— AIM OF THE EXERCISE —
Reproduce all the entries precisely.

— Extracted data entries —

* * * * * * * * *

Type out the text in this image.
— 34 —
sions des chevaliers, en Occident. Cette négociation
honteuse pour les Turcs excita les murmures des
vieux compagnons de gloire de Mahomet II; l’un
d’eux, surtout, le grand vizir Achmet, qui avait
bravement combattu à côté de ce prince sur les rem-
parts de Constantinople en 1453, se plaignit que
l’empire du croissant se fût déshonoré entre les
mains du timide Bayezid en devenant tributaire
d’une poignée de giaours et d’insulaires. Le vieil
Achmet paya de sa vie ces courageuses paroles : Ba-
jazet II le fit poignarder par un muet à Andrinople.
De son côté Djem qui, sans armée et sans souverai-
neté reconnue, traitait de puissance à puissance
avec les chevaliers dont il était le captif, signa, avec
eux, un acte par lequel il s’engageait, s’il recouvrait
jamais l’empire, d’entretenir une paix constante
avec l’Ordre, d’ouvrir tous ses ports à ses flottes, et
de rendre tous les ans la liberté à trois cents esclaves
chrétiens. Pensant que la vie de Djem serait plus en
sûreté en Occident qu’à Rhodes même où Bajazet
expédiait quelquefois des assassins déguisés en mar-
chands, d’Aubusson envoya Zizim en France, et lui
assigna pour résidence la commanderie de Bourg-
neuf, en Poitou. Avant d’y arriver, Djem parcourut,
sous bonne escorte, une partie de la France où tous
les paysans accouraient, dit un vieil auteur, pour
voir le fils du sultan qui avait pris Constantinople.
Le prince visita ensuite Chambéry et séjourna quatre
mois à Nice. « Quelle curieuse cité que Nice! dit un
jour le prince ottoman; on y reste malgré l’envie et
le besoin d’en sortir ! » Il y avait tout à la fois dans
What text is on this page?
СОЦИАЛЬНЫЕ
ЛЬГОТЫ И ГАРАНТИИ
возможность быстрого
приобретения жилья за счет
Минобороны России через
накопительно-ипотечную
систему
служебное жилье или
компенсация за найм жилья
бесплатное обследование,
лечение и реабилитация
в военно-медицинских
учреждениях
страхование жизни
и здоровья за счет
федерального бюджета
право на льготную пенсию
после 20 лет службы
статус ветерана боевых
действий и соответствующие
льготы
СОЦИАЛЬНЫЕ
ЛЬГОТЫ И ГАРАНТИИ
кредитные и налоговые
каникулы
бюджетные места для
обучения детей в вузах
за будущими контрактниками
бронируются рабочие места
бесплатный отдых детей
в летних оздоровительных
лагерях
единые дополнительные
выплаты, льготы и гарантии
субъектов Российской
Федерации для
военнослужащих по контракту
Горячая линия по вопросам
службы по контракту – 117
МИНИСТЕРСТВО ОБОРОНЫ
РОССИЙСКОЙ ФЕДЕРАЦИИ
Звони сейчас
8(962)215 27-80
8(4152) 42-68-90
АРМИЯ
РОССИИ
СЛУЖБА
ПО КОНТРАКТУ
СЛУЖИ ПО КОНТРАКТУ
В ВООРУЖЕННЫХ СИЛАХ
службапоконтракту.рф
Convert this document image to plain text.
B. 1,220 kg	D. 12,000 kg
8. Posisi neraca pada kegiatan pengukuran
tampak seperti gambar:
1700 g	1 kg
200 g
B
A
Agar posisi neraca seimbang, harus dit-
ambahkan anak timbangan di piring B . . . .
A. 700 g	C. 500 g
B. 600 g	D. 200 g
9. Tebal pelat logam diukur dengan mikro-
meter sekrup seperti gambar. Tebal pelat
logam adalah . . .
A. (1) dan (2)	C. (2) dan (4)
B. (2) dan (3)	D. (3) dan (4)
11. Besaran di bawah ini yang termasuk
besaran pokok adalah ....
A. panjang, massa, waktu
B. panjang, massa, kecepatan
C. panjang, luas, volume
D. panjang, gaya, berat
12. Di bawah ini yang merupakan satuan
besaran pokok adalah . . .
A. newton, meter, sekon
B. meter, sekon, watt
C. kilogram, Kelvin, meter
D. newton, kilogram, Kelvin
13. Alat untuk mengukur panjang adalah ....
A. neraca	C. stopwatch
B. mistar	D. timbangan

* * * * * * * * *

— RESPONSE FOR THIS EXERCISE —
Type out the text in this image.
— 34 —
sions des chevaliers, en Occident. Cette négociation
honteuse pour les Turcs excita les murmures des
vieux compagnons de gloire de Mahomet II; l’un
d’eux, surtout, le grand vizir Achmet, qui avait
bravement combattu à côté de ce prince sur les rem-
parts de Constantinople en 1453, se plaignit que
l’empire du croissant se fût déshonoré entre les
mains du timide Bayezid en devenant tributaire
d’une poignée de giaours et d’insulaires. Le vieil
Achmet paya de sa vie ces courageuses paroles : Ba-
jazet II le fit poignarder par un muet à Andrinople.
De son côté Djem qui, sans armée et sans souverai-
neté reconnue, traitait de puissance à puissance
avec les chevaliers dont il était le captif, signa, avec
eux, un acte par lequel il s’engageait, s’il recouvrait
jamais l’empire, d’entretenir une paix constante
avec l’Ordre, d’ouvrir tous ses ports à ses flottes, et
de rendre tous les ans la liberté à trois cents esclaves
chrétiens. Pensant que la vie de Djem serait plus en
sûreté en Occident qu’à Rhodes même où Bajazet
expédiait quelquefois des assassins déguisés en mar-
chands, d’Aubusson envoya Zizim en France, et lui
assigna pour résidence la commanderie de Bourg-
neuf, en Poitou. Avant d’y arriver, Djem parcourut,
sous bonne escorte, une partie de la France où tous
les paysans accouraient, dit un vieil auteur, pour
voir le fils du sultan qui avait pris Constantinople.
Le prince visita ensuite Chambéry et séjourna quatre
mois à Nice. « Quelle curieuse cité que Nice! dit un
jour le prince ottoman; on y reste malgré l’envie et
le besoin d’en sortir ! » Il y avait tout à la fois dans
What text is on this page?
СОЦИАЛЬНЫЕ
ЛЬГОТЫ И ГАРАНТИИ
возможность быстрого
приобретения жилья за счет
Минобороны России через
накопительно-ипотечную
систему
служебное жилье или
компенсация за найм жилья
бесплатное обследование,
лечение и реабилитация
в военно-медицинских
учреждениях
страхование жизни
и здоровья за счет
федерального бюджета
право на льготную пенсию
после 20 лет службы
статус ветерана боевых
действий и соответствующие
льготы
СОЦИАЛЬНЫЕ
ЛЬГОТЫ И ГАРАНТИИ
кредитные и налоговые
каникулы
бюджетные места для
обучения детей в вузах
за будущими контрактниками
бронируются рабочие места
бесплатный отдых детей
в летних оздоровительных
лагерях
единые дополнительные
выплаты, льготы и гарантии
субъектов Российской
Федерации для
военнослужащих по контракту
Горячая линия по вопросам
службы по контракту – 117
МИНИСТЕРСТВО ОБОРОНЫ
РОССИЙСКОЙ ФЕДЕРАЦИИ
Звони сейчас
8(962)215 27-80
8(4152) 42-68-90
АРМИЯ
РОССИИ
СЛУЖБА
ПО КОНТРАКТУ
СЛУЖИ ПО КОНТРАКТУ
В ВООРУЖЕННЫХ СИЛАХ
службапоконтракту.рф
Convert this document image to plain text.
B. 1,220 kg	D. 12,000 kg
8. Posisi neraca pada kegiatan pengukuran
tampak seperti gambar:
1700 g	1 kg
200 g
B
A
Agar posisi neraca seimbang, harus dit-
ambahkan anak timbangan di piring B . . . .
A. 700 g	C. 500 g
B. 600 g	D. 200 g
9. Tebal pelat logam diukur dengan mikro-
meter sekrup seperti gambar. Tebal pelat
logam adalah . . .
A. (1) dan (2)	C. (2) dan (4)
B. (2) dan (3)	D. (3) dan (4)
11. Besaran di bawah ini yang termasuk
besaran pokok adalah ....
A. panjang, massa, waktu
B. panjang, massa, kecepatan
C. panjang, luas, volume
D. panjang, gaya, berat
12. Di bawah ini yang merupakan satuan
besaran pokok adalah . . .
A. newton, meter, sekon
B. meter, sekon, watt
C. kilogram, Kelvin, meter
D. newton, kilogram, Kelvin
13. Alat untuk mengukur panjang adalah ....
A. neraca	C. stopwatch
B. mistar	D. timbangan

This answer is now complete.